TO DO:
Would you return all of this data exactly, leaving nothing out?

★ ★ ★

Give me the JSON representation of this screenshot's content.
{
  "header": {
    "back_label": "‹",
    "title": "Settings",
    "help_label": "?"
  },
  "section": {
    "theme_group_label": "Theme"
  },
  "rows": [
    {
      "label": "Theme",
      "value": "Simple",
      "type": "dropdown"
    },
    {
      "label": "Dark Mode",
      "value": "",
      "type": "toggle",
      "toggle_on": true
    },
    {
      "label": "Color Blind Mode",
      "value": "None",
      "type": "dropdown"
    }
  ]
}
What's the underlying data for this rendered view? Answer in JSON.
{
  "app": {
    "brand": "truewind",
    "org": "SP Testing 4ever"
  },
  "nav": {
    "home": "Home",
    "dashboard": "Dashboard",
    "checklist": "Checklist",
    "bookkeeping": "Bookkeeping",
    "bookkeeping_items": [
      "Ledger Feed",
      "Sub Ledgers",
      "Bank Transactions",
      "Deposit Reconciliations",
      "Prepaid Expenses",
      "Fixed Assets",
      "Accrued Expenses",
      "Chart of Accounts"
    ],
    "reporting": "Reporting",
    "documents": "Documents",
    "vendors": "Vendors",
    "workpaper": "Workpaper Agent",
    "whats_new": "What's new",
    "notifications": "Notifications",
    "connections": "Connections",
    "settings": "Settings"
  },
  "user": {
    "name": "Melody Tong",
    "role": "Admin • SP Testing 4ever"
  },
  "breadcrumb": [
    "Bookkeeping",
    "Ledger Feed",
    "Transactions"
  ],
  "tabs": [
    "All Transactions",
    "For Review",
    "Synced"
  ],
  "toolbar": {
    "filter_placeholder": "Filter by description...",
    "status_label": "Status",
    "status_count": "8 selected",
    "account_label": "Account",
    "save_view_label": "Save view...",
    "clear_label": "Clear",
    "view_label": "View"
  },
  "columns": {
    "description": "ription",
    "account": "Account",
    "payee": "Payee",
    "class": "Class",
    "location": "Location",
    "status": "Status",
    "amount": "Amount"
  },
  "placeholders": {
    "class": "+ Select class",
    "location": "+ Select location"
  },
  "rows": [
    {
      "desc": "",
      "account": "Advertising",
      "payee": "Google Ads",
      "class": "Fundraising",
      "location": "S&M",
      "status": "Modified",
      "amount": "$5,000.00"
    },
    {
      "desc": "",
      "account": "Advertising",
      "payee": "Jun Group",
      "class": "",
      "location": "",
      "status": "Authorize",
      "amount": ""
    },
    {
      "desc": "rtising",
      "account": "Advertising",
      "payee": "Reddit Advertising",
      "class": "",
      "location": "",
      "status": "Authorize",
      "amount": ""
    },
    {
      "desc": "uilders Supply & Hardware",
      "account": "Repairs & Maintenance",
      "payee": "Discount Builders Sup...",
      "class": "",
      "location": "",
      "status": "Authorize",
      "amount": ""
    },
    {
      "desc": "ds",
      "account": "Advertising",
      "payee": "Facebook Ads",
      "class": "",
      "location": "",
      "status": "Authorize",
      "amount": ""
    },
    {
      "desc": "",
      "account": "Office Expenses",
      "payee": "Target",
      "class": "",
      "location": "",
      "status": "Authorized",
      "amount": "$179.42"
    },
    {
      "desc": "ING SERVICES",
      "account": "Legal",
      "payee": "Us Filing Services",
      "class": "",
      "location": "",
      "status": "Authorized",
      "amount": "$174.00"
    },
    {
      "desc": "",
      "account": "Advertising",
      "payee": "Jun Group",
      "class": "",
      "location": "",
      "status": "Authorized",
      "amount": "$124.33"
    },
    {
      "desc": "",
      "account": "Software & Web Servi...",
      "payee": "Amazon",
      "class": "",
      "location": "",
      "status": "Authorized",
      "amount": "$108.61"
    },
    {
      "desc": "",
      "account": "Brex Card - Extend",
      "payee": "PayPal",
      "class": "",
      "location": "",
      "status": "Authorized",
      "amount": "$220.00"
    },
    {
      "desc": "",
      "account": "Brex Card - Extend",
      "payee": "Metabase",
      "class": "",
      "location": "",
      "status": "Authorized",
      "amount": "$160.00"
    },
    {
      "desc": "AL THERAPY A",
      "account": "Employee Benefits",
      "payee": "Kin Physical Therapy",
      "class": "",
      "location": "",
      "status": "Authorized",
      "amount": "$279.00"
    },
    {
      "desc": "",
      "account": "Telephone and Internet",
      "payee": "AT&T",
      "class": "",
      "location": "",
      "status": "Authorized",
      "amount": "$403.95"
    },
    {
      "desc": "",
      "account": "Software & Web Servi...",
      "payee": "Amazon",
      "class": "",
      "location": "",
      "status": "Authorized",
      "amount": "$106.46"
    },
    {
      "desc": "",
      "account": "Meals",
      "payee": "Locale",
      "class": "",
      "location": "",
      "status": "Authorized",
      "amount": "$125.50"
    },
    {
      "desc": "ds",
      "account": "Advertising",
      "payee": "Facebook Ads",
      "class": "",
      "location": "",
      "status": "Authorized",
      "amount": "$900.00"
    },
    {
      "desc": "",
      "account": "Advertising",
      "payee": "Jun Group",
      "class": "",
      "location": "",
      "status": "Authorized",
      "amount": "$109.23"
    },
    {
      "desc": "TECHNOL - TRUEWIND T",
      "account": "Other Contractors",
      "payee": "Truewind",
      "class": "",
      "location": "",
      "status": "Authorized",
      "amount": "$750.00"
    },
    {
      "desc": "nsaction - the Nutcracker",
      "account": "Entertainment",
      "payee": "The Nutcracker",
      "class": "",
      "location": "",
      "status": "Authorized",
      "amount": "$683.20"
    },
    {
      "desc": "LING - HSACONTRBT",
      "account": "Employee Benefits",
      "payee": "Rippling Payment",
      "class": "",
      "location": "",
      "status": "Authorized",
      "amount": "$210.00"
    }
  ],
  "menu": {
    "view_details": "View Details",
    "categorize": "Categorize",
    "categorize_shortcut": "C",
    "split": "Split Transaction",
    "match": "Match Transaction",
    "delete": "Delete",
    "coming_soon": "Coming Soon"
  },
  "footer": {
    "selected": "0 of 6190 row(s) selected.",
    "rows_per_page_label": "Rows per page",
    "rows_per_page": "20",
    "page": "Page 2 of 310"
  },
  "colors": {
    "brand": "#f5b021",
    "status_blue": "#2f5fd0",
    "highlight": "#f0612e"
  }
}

★ ★ ★

OUTPUT BELOW:
Give me the JSON representation of this screenshot's content.
{
  "header": {
    "back_label": "‹",
    "title": "Settings",
    "help_label": "?"
  },
  "section": {
    "theme_group_label": "Theme"
  },
  "rows": [
    {
      "label": "Theme",
      "value": "Simple",
      "type": "dropdown"
    },
    {
      "label": "Dark Mode",
      "value": "",
      "type": "toggle",
      "toggle_on": true
    },
    {
      "label": "Color Blind Mode",
      "value": "None",
      "type": "dropdown"
    }
  ]
}
What's the underlying data for this rendered view? Answer in JSON.
{
  "app": {
    "brand": "truewind",
    "org": "SP Testing 4ever"
  },
  "nav": {
    "home": "Home",
    "dashboard": "Dashboard",
    "checklist": "Checklist",
    "bookkeeping": "Bookkeeping",
    "bookkeeping_items": [
      "Ledger Feed",
      "Sub Ledgers",
      "Bank Transactions",
      "Deposit Reconciliations",
      "Prepaid Expenses",
      "Fixed Assets",
      "Accrued Expenses",
      "Chart of Accounts"
    ],
    "reporting": "Reporting",
    "documents": "Documents",
    "vendors": "Vendors",
    "workpaper": "Workpaper Agent",
    "whats_new": "What's new",
    "notifications": "Notifications",
    "connections": "Connections",
    "settings": "Settings"
  },
  "user": {
    "name": "Melody Tong",
    "role": "Admin • SP Testing 4ever"
  },
  "breadcrumb": [
    "Bookkeeping",
    "Ledger Feed",
    "Transactions"
  ],
  "tabs": [
    "All Transactions",
    "For Review",
    "Synced"
  ],
  "toolbar": {
    "filter_placeholder": "Filter by description...",
    "status_label": "Status",
    "status_count": "8 selected",
    "account_label": "Account",
    "save_view_label": "Save view...",
    "clear_label": "Clear",
    "view_label": "View"
  },
  "columns": {
    "description": "ription",
    "account": "Account",
    "payee": "Payee",
    "class": "Class",
    "location": "Location",
    "status": "Status",
    "amount": "Amount"
  },
  "placeholders": {
    "class": "+ Select class",
    "location": "+ Select location"
  },
  "rows": [
    {
      "desc": "",
      "account": "Advertising",
      "payee": "Google Ads",
      "class": "Fundraising",
      "location": "S&M",
      "status": "Modified",
      "amount": "$5,000.00"
    },
    {
      "desc": "",
      "account": "Advertising",
      "payee": "Jun Group",
      "class": "",
      "location": "",
      "status": "Authorize",
      "amount": ""
    },
    {
      "desc": "rtising",
      "account": "Advertising",
      "payee": "Reddit Advertising",
      "class": "",
      "location": "",
      "status": "Authorize",
      "amount": ""
    },
    {
      "desc": "uilders Supply & Hardware",
      "account": "Repairs & Maintenance",
      "payee": "Discount Builders Sup...",
      "class": "",
      "location": "",
      "status": "Authorize",
      "amount": ""
    },
    {
      "desc": "ds",
      "account": "Advertising",
      "payee": "Facebook Ads",
      "class": "",
      "location": "",
      "status": "Authorize",
      "amount": ""
    },
    {
      "desc": "",
      "account": "Office Expenses",
      "payee": "Target",
      "class": "",
      "location": "",
      "status": "Authorized",
      "amount": "$179.42"
    },
    {
      "desc": "ING SERVICES",
      "account": "Legal",
      "payee": "Us Filing Services",
      "class": "",
      "location": "",
      "status": "Authorized",
      "amount": "$174.00"
    },
    {
      "desc": "",
      "account": "Advertising",
      "payee": "Jun Group",
      "class": "",
      "location": "",
      "status": "Authorized",
      "amount": "$124.33"
    },
    {
      "desc": "",
      "account": "Software & Web Servi...",
      "payee": "Amazon",
      "class": "",
      "location": "",
      "status": "Authorized",
      "amount": "$108.61"
    },
    {
      "desc": "",
      "account": "Brex Card - Extend",
      "payee": "PayPal",
      "class": "",
      "location": "",
      "status": "Authorized",
      "amount": "$220.00"
    },
    {
      "desc": "",
      "account": "Brex Card - Extend",
      "payee": "Metabase",
      "class": "",
      "location": "",
      "status": "Authorized",
      "amount": "$160.00"
    },
    {
      "desc": "AL THERAPY A",
      "account": "Employee Benefits",
      "payee": "Kin Physical Therapy",
      "class": "",
      "location": "",
      "status": "Authorized",
      "amount": "$279.00"
    },
    {
      "desc": "",
      "account": "Telephone and Internet",
      "payee": "AT&T",
      "class": "",
      "location": "",
      "status": "Authorized",
      "amount": "$403.95"
    },
    {
      "desc": "",
      "account": "Software & Web Servi...",
      "payee": "Amazon",
      "class": "",
      "location": "",
      "status": "Authorized",
      "amount": "$106.46"
    },
    {
      "desc": "",
      "account": "Meals",
      "payee": "Locale",
      "class": "",
      "location": "",
      "status": "Authorized",
      "amount": "$125.50"
    },
    {
      "desc": "ds",
      "account": "Advertising",
      "payee": "Facebook Ads",
      "class": "",
      "location": "",
      "status": "Authorized",
      "amount": "$900.00"
    },
    {
      "desc": "",
      "account": "Advertising",
      "payee": "Jun Group",
      "class": "",
      "location": "",
      "status": "Authorized",
      "amount": "$109.23"
    },
    {
      "desc": "TECHNOL - TRUEWIND T",
      "account": "Other Contractors",
      "payee": "Truewind",
      "class": "",
      "location": "",
      "status": "Authorized",
      "amount": "$750.00"
    },
    {
      "desc": "nsaction - the Nutcracker",
      "account": "Entertainment",
      "payee": "The Nutcracker",
      "class": "",
      "location": "",
      "status": "Authorized",
      "amount": "$683.20"
    },
    {
      "desc": "LING - HSACONTRBT",
      "account": "Employee Benefits",
      "payee": "Rippling Payment",
      "class": "",
      "location": "",
      "status": "Authorized",
      "amount": "$210.00"
    }
  ],
  "menu": {
    "view_details": "View Details",
    "categorize": "Categorize",
    "categorize_shortcut": "C",
    "split": "Split Transaction",
    "match": "Match Transaction",
    "delete": "Delete",
    "coming_soon": "Coming Soon"
  },
  "footer": {
    "selected": "0 of 6190 row(s) selected.",
    "rows_per_page_label": "Rows per page",
    "rows_per_page": "20",
    "page": "Page 2 of 310"
  },
  "colors": {
    "brand": "#f5b021",
    "status_blue": "#2f5fd0",
    "highlight": "#f0612e"
  }
}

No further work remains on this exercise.